§ The request
Examine the records and identify each line that includes the string "state". Copy those lines.

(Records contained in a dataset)
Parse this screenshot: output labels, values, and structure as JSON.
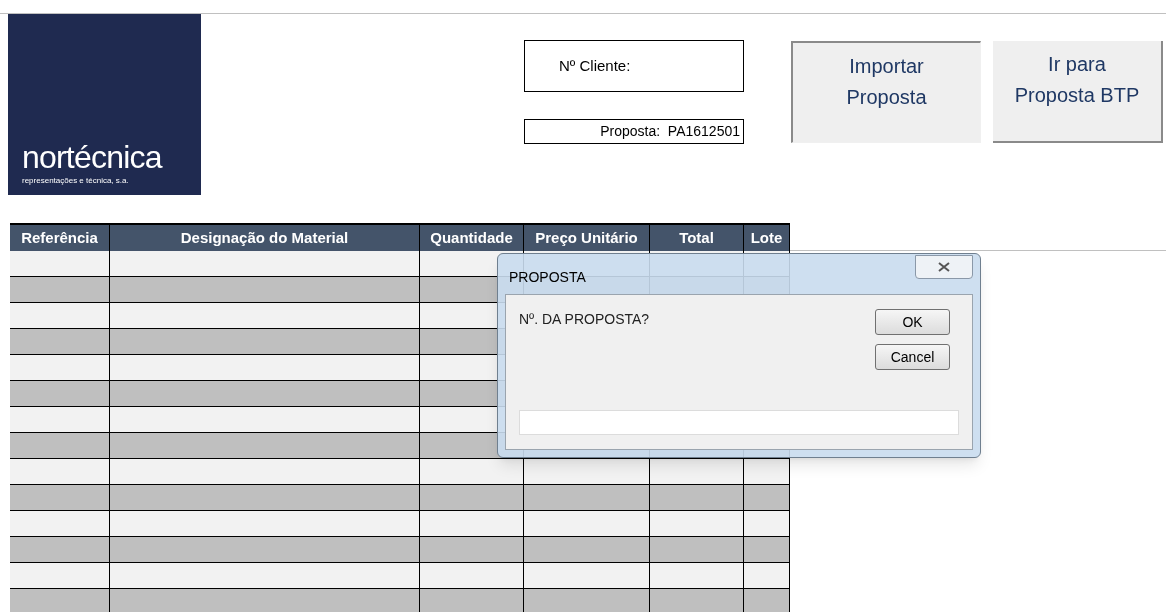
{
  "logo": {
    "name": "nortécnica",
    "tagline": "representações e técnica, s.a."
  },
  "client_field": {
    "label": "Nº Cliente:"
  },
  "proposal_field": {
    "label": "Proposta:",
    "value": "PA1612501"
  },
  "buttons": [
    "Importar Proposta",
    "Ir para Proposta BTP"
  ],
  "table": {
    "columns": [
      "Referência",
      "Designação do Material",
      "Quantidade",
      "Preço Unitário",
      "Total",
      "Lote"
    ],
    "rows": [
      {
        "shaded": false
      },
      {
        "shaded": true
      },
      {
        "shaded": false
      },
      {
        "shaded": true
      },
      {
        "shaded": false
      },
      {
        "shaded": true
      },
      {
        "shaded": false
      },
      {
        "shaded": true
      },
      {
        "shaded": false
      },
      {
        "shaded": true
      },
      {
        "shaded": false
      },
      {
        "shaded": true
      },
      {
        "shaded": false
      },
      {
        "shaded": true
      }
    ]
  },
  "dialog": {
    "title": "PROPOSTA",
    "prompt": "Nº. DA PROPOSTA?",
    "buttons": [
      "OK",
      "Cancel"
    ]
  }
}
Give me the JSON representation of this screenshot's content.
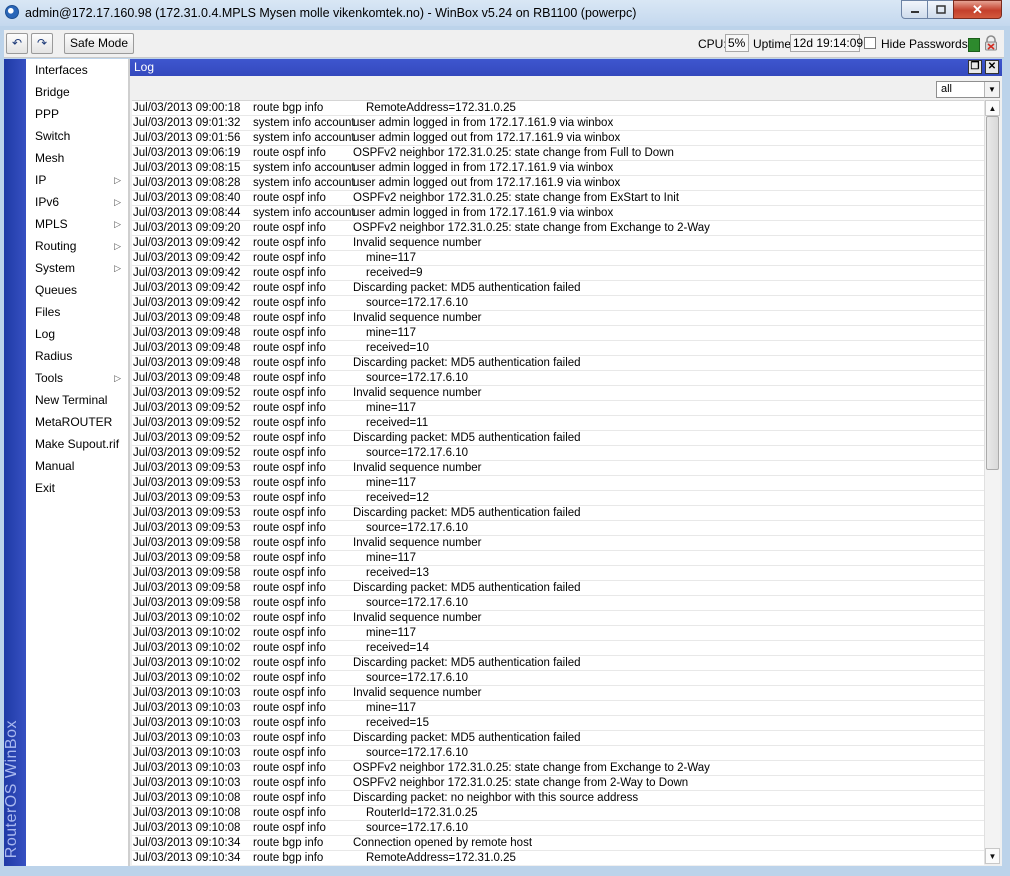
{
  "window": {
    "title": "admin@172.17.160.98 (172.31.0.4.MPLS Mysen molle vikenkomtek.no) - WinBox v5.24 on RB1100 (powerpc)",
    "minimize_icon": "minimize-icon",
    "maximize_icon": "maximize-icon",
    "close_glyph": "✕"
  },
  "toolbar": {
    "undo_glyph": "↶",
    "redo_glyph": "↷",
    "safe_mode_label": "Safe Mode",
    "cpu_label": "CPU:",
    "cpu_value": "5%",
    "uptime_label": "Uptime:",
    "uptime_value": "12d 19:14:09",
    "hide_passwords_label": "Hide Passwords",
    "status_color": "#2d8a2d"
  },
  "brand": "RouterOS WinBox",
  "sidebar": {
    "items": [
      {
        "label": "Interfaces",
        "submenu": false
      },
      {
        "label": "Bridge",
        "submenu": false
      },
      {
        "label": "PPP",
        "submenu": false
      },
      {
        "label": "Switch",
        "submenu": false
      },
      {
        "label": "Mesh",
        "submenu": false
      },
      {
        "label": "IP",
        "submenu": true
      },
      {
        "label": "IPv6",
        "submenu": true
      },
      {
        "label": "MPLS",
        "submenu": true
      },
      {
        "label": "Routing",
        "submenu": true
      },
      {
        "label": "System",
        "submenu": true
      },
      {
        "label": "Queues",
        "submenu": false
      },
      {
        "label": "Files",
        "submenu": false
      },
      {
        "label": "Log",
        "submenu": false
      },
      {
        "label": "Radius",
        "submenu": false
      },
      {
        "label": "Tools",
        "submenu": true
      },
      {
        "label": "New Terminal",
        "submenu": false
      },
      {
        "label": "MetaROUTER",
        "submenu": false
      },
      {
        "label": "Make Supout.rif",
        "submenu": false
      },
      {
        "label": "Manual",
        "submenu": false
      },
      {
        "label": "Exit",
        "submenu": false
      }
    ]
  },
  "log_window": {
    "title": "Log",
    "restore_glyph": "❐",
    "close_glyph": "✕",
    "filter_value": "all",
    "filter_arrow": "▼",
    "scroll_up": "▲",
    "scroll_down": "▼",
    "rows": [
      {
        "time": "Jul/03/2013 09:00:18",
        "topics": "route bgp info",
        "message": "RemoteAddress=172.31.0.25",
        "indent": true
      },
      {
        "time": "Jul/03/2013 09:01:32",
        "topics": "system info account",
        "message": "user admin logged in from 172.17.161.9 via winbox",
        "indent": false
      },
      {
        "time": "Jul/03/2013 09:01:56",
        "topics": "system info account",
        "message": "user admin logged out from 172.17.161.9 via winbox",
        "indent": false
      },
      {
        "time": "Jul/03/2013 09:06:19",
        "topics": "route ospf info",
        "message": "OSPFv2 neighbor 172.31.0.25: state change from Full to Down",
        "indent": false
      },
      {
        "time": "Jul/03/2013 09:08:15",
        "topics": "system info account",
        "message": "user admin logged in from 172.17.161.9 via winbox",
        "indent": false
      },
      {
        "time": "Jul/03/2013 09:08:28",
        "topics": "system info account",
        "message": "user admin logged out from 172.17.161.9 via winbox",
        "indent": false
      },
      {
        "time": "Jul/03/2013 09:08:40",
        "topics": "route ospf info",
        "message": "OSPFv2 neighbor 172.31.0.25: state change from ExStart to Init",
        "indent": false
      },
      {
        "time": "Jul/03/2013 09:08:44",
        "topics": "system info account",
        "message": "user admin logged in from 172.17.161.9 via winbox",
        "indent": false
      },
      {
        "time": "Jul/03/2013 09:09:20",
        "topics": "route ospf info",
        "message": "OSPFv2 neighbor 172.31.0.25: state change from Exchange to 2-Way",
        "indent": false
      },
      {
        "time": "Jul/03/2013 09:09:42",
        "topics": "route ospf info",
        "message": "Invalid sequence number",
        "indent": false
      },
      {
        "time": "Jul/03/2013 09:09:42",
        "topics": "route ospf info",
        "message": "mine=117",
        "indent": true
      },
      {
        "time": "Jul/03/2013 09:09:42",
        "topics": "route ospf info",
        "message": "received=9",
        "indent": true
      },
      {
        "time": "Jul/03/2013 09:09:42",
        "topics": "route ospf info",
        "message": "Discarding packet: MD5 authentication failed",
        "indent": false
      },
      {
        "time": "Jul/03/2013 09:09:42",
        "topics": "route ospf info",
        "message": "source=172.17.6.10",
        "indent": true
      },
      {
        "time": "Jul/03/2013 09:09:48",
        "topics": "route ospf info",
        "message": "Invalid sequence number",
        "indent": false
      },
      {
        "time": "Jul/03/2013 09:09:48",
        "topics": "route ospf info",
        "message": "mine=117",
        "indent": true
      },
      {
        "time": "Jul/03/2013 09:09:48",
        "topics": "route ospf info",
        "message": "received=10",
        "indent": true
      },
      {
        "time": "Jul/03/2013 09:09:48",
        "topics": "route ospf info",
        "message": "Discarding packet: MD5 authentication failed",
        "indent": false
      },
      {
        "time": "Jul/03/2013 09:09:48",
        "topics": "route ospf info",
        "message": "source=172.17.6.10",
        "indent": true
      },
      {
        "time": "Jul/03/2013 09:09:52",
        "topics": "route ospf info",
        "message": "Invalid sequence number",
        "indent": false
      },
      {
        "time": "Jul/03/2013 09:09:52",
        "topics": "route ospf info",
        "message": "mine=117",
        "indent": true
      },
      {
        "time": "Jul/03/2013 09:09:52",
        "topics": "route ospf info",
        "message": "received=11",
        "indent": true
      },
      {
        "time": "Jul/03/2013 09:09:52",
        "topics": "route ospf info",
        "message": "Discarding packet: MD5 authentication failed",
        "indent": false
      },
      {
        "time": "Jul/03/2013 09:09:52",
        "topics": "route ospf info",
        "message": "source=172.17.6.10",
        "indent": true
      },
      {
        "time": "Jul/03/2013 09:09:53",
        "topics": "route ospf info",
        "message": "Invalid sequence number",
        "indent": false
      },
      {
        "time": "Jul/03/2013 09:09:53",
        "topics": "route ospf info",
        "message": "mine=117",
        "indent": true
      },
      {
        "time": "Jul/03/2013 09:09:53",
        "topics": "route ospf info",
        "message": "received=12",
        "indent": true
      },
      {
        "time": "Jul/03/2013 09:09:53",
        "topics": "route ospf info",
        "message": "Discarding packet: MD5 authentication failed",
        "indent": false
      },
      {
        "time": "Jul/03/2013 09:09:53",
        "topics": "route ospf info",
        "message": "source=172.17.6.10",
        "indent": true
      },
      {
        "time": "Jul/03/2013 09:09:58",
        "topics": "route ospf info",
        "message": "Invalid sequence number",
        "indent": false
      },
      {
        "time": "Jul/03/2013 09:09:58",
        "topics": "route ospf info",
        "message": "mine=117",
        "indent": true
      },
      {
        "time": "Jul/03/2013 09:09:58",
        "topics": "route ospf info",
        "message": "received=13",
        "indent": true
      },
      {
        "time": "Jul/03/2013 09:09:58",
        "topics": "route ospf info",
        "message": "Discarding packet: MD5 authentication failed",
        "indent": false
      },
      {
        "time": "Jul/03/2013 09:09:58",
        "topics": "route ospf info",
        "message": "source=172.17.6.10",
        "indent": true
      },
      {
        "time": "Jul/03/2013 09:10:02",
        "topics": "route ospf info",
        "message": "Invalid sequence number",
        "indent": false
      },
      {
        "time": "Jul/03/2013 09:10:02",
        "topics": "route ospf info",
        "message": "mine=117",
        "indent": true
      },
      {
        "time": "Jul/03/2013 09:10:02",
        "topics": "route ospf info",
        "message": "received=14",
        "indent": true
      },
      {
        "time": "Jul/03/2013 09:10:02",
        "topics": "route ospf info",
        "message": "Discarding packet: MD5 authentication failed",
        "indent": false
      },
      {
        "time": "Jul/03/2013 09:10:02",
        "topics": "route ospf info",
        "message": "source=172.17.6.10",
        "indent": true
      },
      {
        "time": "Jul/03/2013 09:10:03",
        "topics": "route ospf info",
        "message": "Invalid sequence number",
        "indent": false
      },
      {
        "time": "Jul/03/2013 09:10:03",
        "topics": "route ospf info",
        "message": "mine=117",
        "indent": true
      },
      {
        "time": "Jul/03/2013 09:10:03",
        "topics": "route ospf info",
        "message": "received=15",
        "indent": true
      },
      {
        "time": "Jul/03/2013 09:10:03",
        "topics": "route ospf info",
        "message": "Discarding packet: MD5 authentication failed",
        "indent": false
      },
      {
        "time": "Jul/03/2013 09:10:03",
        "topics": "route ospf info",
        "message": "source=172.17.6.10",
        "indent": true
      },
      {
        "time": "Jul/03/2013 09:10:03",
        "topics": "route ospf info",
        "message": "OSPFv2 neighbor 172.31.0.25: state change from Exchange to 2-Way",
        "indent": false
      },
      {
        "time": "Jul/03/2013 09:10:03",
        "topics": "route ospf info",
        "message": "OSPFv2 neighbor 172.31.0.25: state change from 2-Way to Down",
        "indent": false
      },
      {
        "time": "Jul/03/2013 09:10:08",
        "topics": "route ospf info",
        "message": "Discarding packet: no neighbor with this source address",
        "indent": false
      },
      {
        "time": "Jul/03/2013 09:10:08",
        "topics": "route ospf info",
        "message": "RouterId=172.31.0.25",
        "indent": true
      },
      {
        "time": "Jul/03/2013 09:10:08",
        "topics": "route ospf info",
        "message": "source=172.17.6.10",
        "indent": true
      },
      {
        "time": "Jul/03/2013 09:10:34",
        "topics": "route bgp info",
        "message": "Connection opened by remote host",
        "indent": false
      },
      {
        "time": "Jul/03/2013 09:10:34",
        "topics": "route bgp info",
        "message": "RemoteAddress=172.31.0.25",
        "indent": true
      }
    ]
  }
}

§ Solution for this exercise
        "message": "OSPFv2 neighbor 172.31.0.25: state change from Full to Down",
        "message": "OSPFv2 neighbor 172.31.0.25: state change from ExStart to Init",
        "message": "OSPFv2 neighbor 172.31.0.25: state change from Exchange to 2-Way",
        "message": "OSPFv2 neighbor 172.31.0.25: state change from Exchange to 2-Way",
        "message": "OSPFv2 neighbor 172.31.0.25: state change from 2-Way to Down",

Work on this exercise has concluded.